---------- Task material

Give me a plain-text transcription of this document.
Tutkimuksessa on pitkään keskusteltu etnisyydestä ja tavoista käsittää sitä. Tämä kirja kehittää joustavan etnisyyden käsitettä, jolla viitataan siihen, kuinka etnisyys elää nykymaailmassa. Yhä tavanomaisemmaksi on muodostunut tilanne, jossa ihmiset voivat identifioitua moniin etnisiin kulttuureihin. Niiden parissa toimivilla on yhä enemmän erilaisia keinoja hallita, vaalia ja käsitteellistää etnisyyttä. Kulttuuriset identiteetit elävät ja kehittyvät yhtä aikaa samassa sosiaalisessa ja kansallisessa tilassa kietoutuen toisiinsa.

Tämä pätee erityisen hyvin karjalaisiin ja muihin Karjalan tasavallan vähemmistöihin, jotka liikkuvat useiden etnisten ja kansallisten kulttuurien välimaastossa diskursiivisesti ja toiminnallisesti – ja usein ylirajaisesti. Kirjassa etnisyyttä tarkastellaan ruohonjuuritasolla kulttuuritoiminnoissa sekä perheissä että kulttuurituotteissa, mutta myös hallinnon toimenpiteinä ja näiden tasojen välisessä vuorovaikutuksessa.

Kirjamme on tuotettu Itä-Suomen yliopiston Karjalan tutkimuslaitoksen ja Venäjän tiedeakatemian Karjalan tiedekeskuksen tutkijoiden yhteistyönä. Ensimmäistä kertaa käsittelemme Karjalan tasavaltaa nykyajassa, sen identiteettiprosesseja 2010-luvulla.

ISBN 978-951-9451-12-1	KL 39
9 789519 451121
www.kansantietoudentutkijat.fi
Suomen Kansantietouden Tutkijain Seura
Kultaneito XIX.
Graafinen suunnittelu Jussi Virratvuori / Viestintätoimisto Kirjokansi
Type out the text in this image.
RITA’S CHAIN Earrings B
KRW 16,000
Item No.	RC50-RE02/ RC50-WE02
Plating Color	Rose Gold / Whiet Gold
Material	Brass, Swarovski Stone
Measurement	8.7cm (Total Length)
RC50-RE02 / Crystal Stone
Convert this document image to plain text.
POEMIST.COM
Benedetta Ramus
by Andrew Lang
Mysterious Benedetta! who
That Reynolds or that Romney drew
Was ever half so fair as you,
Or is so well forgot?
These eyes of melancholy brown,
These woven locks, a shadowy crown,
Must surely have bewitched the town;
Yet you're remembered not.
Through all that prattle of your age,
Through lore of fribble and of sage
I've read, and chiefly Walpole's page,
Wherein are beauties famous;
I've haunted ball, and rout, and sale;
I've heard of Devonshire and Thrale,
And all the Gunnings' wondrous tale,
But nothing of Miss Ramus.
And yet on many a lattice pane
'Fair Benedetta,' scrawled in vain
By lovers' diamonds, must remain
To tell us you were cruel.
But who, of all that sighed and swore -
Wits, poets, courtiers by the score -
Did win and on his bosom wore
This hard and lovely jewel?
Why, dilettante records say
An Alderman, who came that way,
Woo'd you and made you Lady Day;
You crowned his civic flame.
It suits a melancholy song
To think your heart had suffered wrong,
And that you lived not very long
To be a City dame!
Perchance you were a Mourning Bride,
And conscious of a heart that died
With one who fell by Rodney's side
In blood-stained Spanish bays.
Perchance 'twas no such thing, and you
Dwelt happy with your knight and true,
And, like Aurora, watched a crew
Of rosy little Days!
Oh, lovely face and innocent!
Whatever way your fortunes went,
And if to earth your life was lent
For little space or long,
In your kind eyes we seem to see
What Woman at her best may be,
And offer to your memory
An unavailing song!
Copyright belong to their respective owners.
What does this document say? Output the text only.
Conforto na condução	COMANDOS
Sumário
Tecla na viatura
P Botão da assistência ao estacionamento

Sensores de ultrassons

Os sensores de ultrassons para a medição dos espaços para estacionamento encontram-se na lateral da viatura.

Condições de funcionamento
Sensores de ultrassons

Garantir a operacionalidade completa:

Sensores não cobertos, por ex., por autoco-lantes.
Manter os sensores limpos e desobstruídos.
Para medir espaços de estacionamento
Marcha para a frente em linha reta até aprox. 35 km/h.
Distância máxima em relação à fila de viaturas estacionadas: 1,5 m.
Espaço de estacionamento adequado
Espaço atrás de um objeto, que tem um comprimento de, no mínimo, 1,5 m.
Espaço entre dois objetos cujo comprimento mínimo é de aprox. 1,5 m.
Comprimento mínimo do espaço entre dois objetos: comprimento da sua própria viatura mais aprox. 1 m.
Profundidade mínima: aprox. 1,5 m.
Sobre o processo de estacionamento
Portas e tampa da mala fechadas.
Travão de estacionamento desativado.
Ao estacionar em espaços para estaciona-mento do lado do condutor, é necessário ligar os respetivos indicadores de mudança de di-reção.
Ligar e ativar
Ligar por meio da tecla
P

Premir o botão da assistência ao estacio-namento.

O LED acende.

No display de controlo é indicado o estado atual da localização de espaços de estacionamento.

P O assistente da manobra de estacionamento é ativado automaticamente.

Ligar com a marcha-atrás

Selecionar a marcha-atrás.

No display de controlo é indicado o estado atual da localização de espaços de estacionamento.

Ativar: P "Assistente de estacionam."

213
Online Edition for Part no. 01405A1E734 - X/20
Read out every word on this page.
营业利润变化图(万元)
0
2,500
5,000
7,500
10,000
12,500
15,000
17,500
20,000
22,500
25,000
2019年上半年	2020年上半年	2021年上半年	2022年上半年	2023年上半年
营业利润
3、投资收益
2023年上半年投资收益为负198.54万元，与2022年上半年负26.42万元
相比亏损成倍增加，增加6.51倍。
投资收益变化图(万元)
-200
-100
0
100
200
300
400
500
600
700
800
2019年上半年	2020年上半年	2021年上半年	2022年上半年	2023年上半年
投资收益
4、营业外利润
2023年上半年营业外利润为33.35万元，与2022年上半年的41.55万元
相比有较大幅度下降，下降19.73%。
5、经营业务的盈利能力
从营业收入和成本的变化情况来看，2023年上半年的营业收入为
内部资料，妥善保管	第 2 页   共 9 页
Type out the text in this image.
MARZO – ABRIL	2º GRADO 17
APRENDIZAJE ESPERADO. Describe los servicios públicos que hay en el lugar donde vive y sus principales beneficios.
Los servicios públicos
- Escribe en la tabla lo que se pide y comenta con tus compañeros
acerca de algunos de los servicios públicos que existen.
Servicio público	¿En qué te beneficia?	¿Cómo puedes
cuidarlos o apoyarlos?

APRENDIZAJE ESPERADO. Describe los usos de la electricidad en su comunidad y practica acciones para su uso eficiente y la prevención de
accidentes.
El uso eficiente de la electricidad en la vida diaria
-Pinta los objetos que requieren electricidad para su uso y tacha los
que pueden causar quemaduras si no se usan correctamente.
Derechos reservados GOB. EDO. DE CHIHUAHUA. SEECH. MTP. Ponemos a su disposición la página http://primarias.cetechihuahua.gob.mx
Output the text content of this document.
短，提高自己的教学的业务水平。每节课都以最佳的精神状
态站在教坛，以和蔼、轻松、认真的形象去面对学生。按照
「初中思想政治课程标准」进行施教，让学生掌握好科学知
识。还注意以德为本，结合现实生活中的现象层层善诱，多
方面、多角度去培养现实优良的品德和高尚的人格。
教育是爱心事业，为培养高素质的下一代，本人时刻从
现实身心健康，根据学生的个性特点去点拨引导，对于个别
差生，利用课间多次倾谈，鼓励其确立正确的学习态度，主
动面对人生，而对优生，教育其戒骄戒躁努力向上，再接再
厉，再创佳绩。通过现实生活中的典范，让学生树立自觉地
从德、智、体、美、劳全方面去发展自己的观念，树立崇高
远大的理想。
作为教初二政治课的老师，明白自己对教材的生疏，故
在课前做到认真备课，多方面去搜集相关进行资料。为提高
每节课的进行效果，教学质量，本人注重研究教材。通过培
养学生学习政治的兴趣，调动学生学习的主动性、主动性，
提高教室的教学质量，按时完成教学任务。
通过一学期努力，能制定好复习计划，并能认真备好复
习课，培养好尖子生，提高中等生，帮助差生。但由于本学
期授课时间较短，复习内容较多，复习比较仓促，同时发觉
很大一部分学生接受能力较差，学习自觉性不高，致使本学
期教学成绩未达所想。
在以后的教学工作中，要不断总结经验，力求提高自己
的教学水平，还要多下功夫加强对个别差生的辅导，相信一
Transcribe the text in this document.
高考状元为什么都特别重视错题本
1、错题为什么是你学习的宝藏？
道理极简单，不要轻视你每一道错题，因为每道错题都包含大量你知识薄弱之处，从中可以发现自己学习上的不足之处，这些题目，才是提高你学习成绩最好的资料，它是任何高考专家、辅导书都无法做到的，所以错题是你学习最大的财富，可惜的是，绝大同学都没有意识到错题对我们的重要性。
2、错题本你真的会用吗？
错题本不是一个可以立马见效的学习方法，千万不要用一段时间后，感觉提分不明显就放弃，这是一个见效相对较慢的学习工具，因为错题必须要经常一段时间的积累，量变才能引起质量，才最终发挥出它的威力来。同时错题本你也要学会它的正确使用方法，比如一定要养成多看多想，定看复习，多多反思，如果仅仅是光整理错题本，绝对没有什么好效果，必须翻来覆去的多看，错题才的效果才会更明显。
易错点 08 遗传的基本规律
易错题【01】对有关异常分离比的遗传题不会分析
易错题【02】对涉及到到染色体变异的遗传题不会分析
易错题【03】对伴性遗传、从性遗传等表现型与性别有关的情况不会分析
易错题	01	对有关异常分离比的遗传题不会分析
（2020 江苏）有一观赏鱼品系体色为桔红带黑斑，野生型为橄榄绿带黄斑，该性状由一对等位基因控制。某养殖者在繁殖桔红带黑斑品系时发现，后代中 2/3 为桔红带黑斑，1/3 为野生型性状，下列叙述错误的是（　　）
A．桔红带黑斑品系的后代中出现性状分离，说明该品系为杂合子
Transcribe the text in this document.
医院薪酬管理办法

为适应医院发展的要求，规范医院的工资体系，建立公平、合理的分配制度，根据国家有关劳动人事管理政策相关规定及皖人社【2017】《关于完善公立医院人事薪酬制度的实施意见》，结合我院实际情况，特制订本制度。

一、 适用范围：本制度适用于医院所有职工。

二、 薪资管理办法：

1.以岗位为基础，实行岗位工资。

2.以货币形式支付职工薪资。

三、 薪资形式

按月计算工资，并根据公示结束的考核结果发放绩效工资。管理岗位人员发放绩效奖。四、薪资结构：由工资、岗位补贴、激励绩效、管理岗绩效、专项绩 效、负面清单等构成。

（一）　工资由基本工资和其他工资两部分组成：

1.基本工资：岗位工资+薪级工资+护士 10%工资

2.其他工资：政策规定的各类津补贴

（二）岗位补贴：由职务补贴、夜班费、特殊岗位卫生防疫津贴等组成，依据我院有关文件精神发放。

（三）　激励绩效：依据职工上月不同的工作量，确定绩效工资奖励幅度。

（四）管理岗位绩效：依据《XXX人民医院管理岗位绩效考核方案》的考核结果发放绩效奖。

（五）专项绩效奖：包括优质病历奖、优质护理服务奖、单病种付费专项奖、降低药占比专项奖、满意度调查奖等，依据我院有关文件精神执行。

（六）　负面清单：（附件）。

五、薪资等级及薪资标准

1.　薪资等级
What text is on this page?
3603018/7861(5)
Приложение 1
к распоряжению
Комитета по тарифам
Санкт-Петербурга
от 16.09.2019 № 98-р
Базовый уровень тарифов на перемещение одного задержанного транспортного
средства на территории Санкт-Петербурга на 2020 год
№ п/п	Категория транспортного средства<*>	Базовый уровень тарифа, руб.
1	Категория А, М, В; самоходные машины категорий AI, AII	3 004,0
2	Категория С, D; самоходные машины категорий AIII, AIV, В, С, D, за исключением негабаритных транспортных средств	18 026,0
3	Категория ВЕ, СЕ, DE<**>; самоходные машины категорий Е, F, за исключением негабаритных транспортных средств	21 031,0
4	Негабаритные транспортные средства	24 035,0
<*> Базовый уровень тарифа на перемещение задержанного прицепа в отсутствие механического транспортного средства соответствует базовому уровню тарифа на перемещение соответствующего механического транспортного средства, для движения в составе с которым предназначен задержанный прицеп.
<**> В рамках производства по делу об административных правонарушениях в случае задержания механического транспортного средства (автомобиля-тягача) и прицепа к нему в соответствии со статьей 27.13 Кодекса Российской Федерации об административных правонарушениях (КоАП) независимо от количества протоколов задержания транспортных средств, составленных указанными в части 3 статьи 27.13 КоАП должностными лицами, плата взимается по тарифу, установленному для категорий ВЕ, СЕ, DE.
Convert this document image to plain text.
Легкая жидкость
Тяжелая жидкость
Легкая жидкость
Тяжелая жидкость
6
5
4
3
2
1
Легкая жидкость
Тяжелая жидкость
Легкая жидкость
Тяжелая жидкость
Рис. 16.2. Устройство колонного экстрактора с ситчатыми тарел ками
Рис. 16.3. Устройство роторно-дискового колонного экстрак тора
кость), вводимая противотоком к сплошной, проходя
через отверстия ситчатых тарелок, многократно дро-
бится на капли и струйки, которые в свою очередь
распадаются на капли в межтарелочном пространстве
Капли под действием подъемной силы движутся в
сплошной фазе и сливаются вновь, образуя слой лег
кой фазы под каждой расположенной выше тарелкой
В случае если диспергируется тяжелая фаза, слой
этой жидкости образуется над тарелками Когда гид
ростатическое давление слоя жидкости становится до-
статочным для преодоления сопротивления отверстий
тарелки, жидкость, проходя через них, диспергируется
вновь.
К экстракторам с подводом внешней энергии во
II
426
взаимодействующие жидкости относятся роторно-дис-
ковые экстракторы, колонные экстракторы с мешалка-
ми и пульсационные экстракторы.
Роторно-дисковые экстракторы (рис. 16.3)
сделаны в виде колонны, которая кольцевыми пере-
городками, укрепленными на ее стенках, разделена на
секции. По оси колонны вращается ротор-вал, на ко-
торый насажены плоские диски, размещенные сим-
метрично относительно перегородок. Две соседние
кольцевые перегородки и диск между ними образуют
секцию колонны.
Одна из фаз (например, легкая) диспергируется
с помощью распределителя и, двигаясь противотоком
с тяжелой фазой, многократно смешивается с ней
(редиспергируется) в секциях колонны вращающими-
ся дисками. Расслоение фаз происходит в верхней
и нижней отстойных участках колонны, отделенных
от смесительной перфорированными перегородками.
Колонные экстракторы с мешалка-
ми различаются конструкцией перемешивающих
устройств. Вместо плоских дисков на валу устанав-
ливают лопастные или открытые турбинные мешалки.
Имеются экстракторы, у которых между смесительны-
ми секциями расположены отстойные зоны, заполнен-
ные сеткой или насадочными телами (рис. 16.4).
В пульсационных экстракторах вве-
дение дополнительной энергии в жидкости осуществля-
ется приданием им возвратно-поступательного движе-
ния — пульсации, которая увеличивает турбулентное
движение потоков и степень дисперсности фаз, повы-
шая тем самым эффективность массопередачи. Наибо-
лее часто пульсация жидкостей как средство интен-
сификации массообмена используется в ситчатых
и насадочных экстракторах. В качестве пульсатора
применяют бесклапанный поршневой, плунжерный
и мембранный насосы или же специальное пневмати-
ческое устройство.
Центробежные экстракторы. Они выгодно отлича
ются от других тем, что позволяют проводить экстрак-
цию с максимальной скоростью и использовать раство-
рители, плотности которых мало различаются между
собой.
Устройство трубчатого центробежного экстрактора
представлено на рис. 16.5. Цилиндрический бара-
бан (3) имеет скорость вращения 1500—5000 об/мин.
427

--------------------

Read the entries and select each line where the word "Базовый" is found.

→ Task solution
Базовый уровень тарифов на перемещение одного задержанного транспортного
№ п/п	Категория транспортного средства<*>	Базовый уровень тарифа, руб.
<*> Базовый уровень тарифа на перемещение задержанного прицепа в отсутствие механического транспортного средства соответствует базовому уровню тарифа на перемещение соответствующего механического транспортного средства, для движения в составе с которым предназначен задержанный прицеп.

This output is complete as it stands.